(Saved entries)
>> BEGIN

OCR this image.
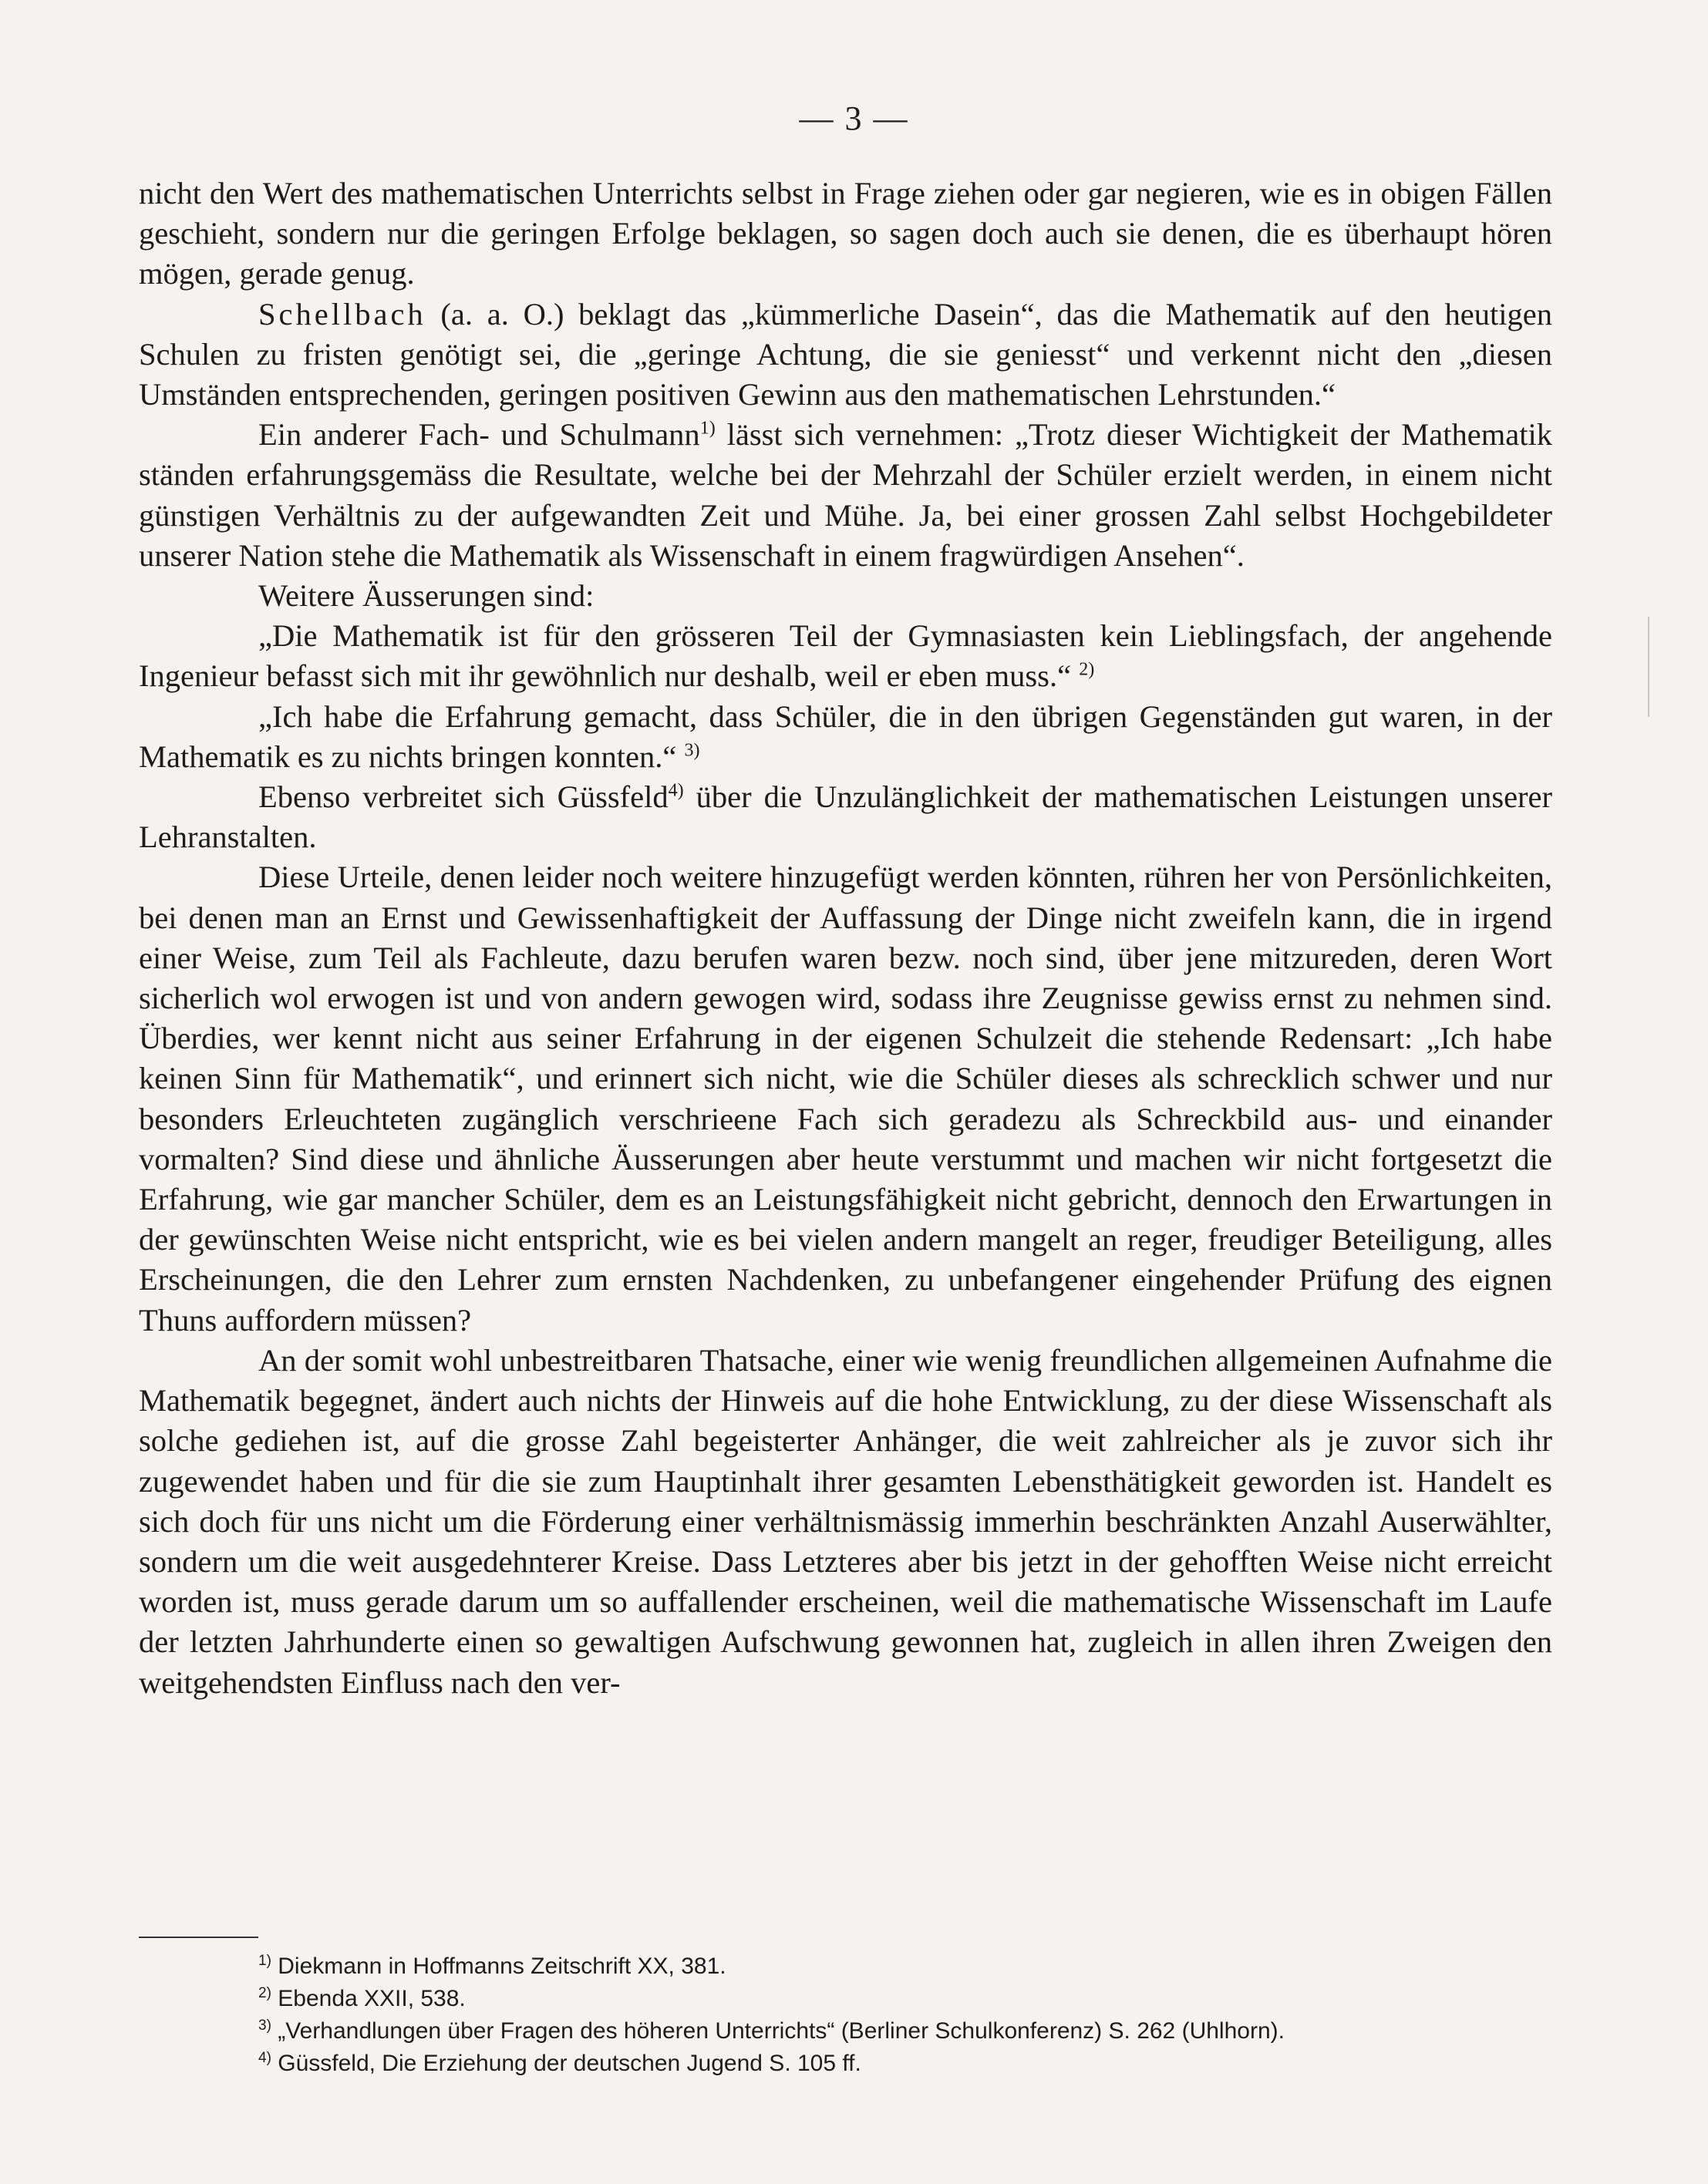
— 3 —

nicht den Wert des mathematischen Unterrichts selbst in Frage ziehen oder gar negieren, wie es in obigen Fällen geschieht, sondern nur die geringen Erfolge beklagen, so sagen doch auch sie denen, die es überhaupt hören mögen, gerade genug.

Schellbach (a. a. O.) beklagt das „kümmerliche Dasein“, das die Mathematik auf den heutigen Schulen zu fristen genötigt sei, die „geringe Achtung, die sie geniesst“ und verkennt nicht den „diesen Umständen entsprechenden, geringen positiven Gewinn aus den mathematischen Lehrstunden.“

Ein anderer Fach- und Schulmann$^{1)}$ lässt sich vernehmen: „Trotz dieser Wichtigkeit der Mathematik ständen erfahrungsgemäss die Resultate, welche bei der Mehrzahl der Schüler erzielt werden, in einem nicht günstigen Verhältnis zu der aufgewandten Zeit und Mühe. Ja, bei einer grossen Zahl selbst Hochgebildeter unserer Nation stehe die Mathematik als Wissenschaft in einem fragwürdigen Ansehen“.

Weitere Äusserungen sind:

„Die Mathematik ist für den grösseren Teil der Gymnasiasten kein Lieblingsfach, der angehende Ingenieur befasst sich mit ihr gewöhnlich nur deshalb, weil er eben muss.“ $^{2)}$

„Ich habe die Erfahrung gemacht, dass Schüler, die in den übrigen Gegenständen gut waren, in der Mathematik es zu nichts bringen konnten.“ $^{3)}$

Ebenso verbreitet sich Güssfeld$^{4)}$ über die Unzulänglichkeit der mathematischen Leistungen unserer Lehranstalten.

Diese Urteile, denen leider noch weitere hinzugefügt werden könnten, rühren her von Persönlichkeiten, bei denen man an Ernst und Gewissenhaftigkeit der Auffassung der Dinge nicht zweifeln kann, die in irgend einer Weise, zum Teil als Fachleute, dazu berufen waren bezw. noch sind, über jene mitzureden, deren Wort sicherlich wol erwogen ist und von andern gewogen wird, sodass ihre Zeugnisse gewiss ernst zu nehmen sind. Überdies, wer kennt nicht aus seiner Erfahrung in der eigenen Schulzeit die stehende Redensart: „Ich habe keinen Sinn für Mathematik“, und erinnert sich nicht, wie die Schüler dieses als schrecklich schwer und nur besonders Erleuchteten zugänglich verschrieene Fach sich geradezu als Schreckbild aus- und einander vormalten? Sind diese und ähnliche Äusserungen aber heute verstummt und machen wir nicht fortgesetzt die Erfahrung, wie gar mancher Schüler, dem es an Leistungsfähigkeit nicht gebricht, dennoch den Erwartungen in der gewünschten Weise nicht entspricht, wie es bei vielen andern mangelt an reger, freudiger Beteiligung, alles Erscheinungen, die den Lehrer zum ernsten Nachdenken, zu unbefangener eingehender Prüfung des eignen Thuns auffordern müssen?

An der somit wohl unbestreitbaren Thatsache, einer wie wenig freundlichen allgemeinen Aufnahme die Mathematik begegnet, ändert auch nichts der Hinweis auf die hohe Entwicklung, zu der diese Wissenschaft als solche gediehen ist, auf die grosse Zahl begeisterter Anhänger, die weit zahlreicher als je zuvor sich ihr zugewendet haben und für die sie zum Hauptinhalt ihrer gesamten Lebensthätigkeit geworden ist. Handelt es sich doch für uns nicht um die Förderung einer verhältnismässig immerhin beschränkten Anzahl Auserwählter, sondern um die weit ausgedehnterer Kreise. Dass Letzteres aber bis jetzt in der gehofften Weise nicht erreicht worden ist, muss gerade darum um so auffallender erscheinen, weil die mathematische Wissenschaft im Laufe der letzten Jahrhunderte einen so gewaltigen Aufschwung gewonnen hat, zugleich in allen ihren Zweigen den weitgehendsten Einfluss nach den ver-

$^{1)}$ Diekmann in Hoffmanns Zeitschrift XX, 381.
$^{2)}$ Ebenda XXII, 538.
$^{3)}$ „Verhandlungen über Fragen des höheren Unterrichts“ (Berliner Schulkonferenz) S. 262 (Uhlhorn).
$^{4)}$ Güssfeld, Die Erziehung der deutschen Jugend S. 105 ff.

>> END

■ WORK REQUIRED ■
Copy the whole listing above word for word but do not carry over the pictures.

■ EXERCISE ANSWER ■
OCR this image.
— 3 —

nicht den Wert des mathematischen Unterrichts selbst in Frage ziehen oder gar negieren, wie es in obigen Fällen geschieht, sondern nur die geringen Erfolge beklagen, so sagen doch auch sie denen, die es überhaupt hören mögen, gerade genug.

Schellbach (a. a. O.) beklagt das „kümmerliche Dasein“, das die Mathematik auf den heutigen Schulen zu fristen genötigt sei, die „geringe Achtung, die sie geniesst“ und verkennt nicht den „diesen Umständen entsprechenden, geringen positiven Gewinn aus den mathematischen Lehrstunden.“

Ein anderer Fach- und Schulmann$^{1)}$ lässt sich vernehmen: „Trotz dieser Wichtigkeit der Mathematik ständen erfahrungsgemäss die Resultate, welche bei der Mehrzahl der Schüler erzielt werden, in einem nicht günstigen Verhältnis zu der aufgewandten Zeit und Mühe. Ja, bei einer grossen Zahl selbst Hochgebildeter unserer Nation stehe die Mathematik als Wissenschaft in einem fragwürdigen Ansehen“.

Weitere Äusserungen sind:

„Die Mathematik ist für den grösseren Teil der Gymnasiasten kein Lieblingsfach, der angehende Ingenieur befasst sich mit ihr gewöhnlich nur deshalb, weil er eben muss.“ $^{2)}$

„Ich habe die Erfahrung gemacht, dass Schüler, die in den übrigen Gegenständen gut waren, in der Mathematik es zu nichts bringen konnten.“ $^{3)}$

Ebenso verbreitet sich Güssfeld$^{4)}$ über die Unzulänglichkeit der mathematischen Leistungen unserer Lehranstalten.

Diese Urteile, denen leider noch weitere hinzugefügt werden könnten, rühren her von Persönlichkeiten, bei denen man an Ernst und Gewissenhaftigkeit der Auffassung der Dinge nicht zweifeln kann, die in irgend einer Weise, zum Teil als Fachleute, dazu berufen waren bezw. noch sind, über jene mitzureden, deren Wort sicherlich wol erwogen ist und von andern gewogen wird, sodass ihre Zeugnisse gewiss ernst zu nehmen sind. Überdies, wer kennt nicht aus seiner Erfahrung in der eigenen Schulzeit die stehende Redensart: „Ich habe keinen Sinn für Mathematik“, und erinnert sich nicht, wie die Schüler dieses als schrecklich schwer und nur besonders Erleuchteten zugänglich verschrieene Fach sich geradezu als Schreckbild aus- und einander vormalten? Sind diese und ähnliche Äusserungen aber heute verstummt und machen wir nicht fortgesetzt die Erfahrung, wie gar mancher Schüler, dem es an Leistungsfähigkeit nicht gebricht, dennoch den Erwartungen in der gewünschten Weise nicht entspricht, wie es bei vielen andern mangelt an reger, freudiger Beteiligung, alles Erscheinungen, die den Lehrer zum ernsten Nachdenken, zu unbefangener eingehender Prüfung des eignen Thuns auffordern müssen?

An der somit wohl unbestreitbaren Thatsache, einer wie wenig freundlichen allgemeinen Aufnahme die Mathematik begegnet, ändert auch nichts der Hinweis auf die hohe Entwicklung, zu der diese Wissenschaft als solche gediehen ist, auf die grosse Zahl begeisterter Anhänger, die weit zahlreicher als je zuvor sich ihr zugewendet haben und für die sie zum Hauptinhalt ihrer gesamten Lebensthätigkeit geworden ist. Handelt es sich doch für uns nicht um die Förderung einer verhältnismässig immerhin beschränkten Anzahl Auserwählter, sondern um die weit ausgedehnterer Kreise. Dass Letzteres aber bis jetzt in der gehofften Weise nicht erreicht worden ist, muss gerade darum um so auffallender erscheinen, weil die mathematische Wissenschaft im Laufe der letzten Jahrhunderte einen so gewaltigen Aufschwung gewonnen hat, zugleich in allen ihren Zweigen den weitgehendsten Einfluss nach den ver-

$^{1)}$ Diekmann in Hoffmanns Zeitschrift XX, 381.
$^{2)}$ Ebenda XXII, 538.
$^{3)}$ „Verhandlungen über Fragen des höheren Unterrichts“ (Berliner Schulkonferenz) S. 262 (Uhlhorn).
$^{4)}$ Güssfeld, Die Erziehung der deutschen Jugend S. 105 ff.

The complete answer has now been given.